- Requirement:
Copy every line of the following data that includes the string "JSON".

- Data extract:
[Start of Attachment]
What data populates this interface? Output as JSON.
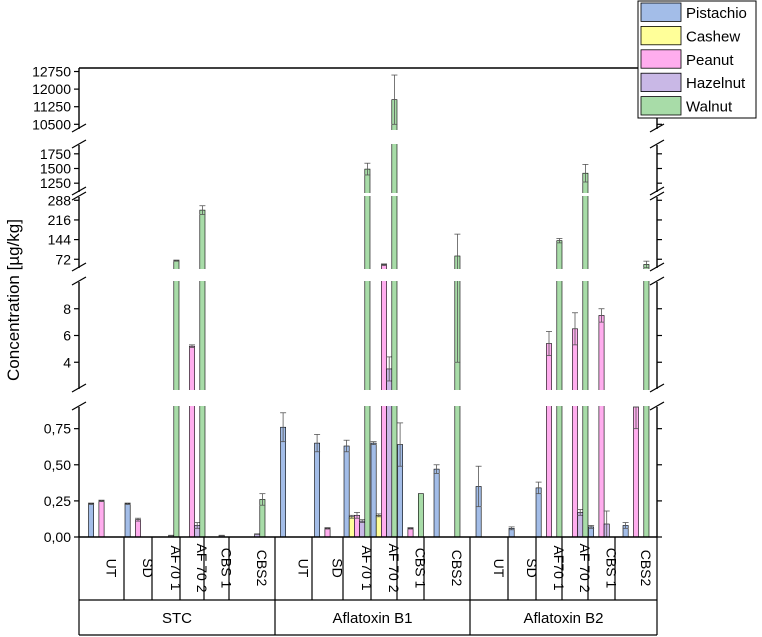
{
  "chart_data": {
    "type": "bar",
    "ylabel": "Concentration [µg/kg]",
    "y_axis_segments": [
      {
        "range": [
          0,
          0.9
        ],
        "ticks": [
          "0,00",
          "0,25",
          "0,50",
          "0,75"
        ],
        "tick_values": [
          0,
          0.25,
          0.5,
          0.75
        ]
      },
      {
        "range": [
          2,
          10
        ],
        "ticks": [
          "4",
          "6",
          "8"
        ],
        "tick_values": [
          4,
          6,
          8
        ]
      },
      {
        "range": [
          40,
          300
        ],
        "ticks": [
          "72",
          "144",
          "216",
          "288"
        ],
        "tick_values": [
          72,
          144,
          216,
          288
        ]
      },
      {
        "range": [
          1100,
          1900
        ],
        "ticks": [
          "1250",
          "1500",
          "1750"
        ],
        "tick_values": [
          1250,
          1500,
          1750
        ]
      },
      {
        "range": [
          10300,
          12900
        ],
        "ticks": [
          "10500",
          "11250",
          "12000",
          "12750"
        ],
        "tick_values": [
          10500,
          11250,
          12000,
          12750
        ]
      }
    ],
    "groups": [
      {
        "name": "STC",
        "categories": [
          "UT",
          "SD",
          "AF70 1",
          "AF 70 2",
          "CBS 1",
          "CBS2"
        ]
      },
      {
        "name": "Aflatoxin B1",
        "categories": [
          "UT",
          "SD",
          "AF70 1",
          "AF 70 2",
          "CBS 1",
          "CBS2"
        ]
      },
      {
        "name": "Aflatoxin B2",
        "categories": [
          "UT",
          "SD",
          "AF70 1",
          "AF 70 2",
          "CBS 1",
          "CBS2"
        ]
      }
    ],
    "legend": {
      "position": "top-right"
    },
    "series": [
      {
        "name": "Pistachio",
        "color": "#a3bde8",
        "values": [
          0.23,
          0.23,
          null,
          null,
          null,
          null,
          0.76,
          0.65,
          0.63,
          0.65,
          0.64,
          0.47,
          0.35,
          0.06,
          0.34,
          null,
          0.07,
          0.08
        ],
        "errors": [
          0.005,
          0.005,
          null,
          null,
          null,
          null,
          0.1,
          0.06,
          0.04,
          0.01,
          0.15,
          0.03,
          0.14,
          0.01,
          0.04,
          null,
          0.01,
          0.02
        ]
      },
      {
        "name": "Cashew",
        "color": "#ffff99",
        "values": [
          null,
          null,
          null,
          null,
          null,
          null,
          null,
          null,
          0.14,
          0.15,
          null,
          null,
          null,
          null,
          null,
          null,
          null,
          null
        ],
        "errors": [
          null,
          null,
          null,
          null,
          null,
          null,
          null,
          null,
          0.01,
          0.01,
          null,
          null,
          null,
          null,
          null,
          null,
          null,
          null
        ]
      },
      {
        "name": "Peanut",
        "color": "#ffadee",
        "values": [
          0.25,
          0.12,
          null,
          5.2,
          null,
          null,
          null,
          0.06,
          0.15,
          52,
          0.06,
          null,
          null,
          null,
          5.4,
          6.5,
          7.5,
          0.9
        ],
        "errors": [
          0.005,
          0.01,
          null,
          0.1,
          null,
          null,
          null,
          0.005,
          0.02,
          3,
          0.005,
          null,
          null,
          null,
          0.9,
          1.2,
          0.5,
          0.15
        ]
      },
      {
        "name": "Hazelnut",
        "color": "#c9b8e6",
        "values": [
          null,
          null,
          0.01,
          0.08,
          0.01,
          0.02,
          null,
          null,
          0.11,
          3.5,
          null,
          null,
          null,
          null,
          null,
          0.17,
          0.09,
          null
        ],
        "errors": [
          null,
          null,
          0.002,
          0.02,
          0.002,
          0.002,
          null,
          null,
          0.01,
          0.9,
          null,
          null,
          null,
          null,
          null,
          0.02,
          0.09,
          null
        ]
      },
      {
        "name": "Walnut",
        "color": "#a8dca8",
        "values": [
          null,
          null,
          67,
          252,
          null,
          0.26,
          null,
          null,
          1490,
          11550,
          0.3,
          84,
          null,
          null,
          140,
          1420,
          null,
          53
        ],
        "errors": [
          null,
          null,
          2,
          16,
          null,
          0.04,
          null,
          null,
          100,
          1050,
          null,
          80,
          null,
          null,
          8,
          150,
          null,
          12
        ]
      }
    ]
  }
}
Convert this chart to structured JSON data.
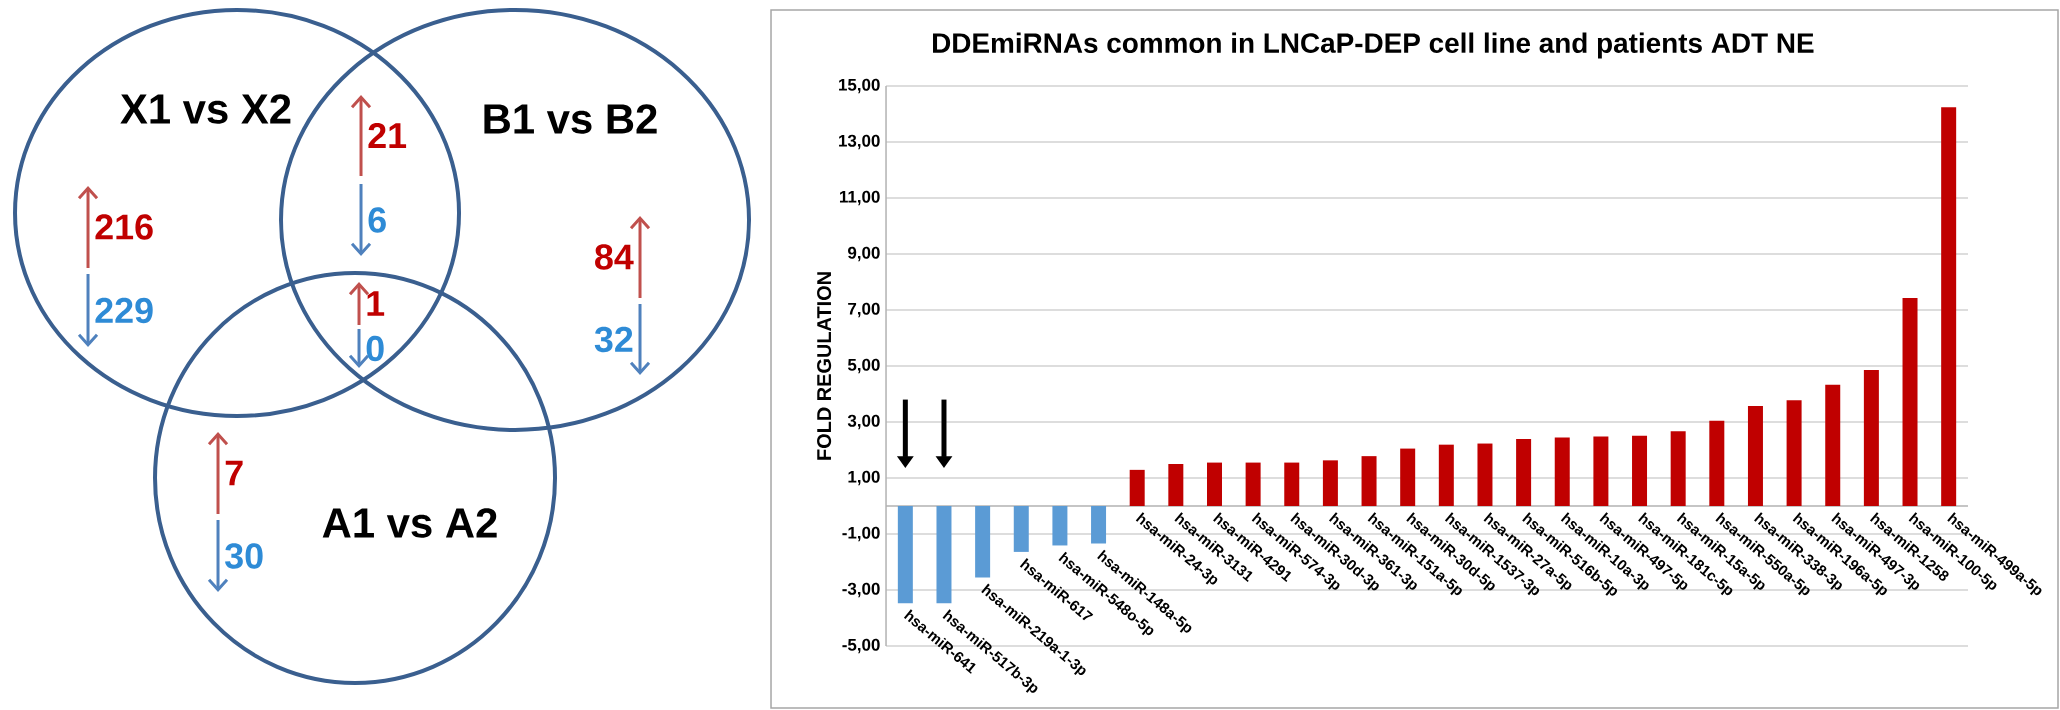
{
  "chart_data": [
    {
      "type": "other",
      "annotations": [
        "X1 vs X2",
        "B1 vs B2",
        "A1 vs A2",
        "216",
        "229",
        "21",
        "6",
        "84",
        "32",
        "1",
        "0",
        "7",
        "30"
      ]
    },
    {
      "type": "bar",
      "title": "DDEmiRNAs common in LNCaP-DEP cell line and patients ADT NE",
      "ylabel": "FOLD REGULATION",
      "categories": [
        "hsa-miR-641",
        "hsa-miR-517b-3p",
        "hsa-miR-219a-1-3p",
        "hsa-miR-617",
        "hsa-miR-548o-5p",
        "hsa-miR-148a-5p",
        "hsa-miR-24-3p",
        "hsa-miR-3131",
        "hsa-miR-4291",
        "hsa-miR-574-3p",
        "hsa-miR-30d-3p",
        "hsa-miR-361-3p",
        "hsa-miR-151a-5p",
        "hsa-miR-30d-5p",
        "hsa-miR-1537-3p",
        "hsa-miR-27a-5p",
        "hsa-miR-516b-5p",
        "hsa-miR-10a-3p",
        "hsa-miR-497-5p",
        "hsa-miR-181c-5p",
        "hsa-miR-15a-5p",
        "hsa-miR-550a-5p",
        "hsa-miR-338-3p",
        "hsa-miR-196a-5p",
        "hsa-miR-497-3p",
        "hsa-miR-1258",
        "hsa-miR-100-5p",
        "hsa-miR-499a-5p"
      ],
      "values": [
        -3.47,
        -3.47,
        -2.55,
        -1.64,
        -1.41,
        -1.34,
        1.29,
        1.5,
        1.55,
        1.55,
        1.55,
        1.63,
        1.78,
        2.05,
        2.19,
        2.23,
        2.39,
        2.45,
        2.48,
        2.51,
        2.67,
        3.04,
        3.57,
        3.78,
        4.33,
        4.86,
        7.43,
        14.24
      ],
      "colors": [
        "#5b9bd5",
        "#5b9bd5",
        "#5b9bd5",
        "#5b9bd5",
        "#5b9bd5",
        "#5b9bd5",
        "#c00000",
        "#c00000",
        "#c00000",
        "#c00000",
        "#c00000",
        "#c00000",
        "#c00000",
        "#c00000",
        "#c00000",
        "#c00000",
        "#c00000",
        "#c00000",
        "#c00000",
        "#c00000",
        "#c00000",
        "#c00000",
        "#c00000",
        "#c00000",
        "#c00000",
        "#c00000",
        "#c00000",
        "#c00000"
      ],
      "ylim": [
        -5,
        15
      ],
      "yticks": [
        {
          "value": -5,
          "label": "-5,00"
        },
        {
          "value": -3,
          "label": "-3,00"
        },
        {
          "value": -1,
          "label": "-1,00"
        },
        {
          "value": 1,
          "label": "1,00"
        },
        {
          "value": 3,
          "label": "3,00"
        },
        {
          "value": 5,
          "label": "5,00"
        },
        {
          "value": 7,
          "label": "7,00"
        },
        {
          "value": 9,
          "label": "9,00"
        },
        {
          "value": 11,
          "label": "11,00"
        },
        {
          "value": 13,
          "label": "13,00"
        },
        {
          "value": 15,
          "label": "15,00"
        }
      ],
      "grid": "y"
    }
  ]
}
[End of Attachment]
- Answer space:
What data populates this interface? Output as JSON.
Convert this chart to structured JSON data.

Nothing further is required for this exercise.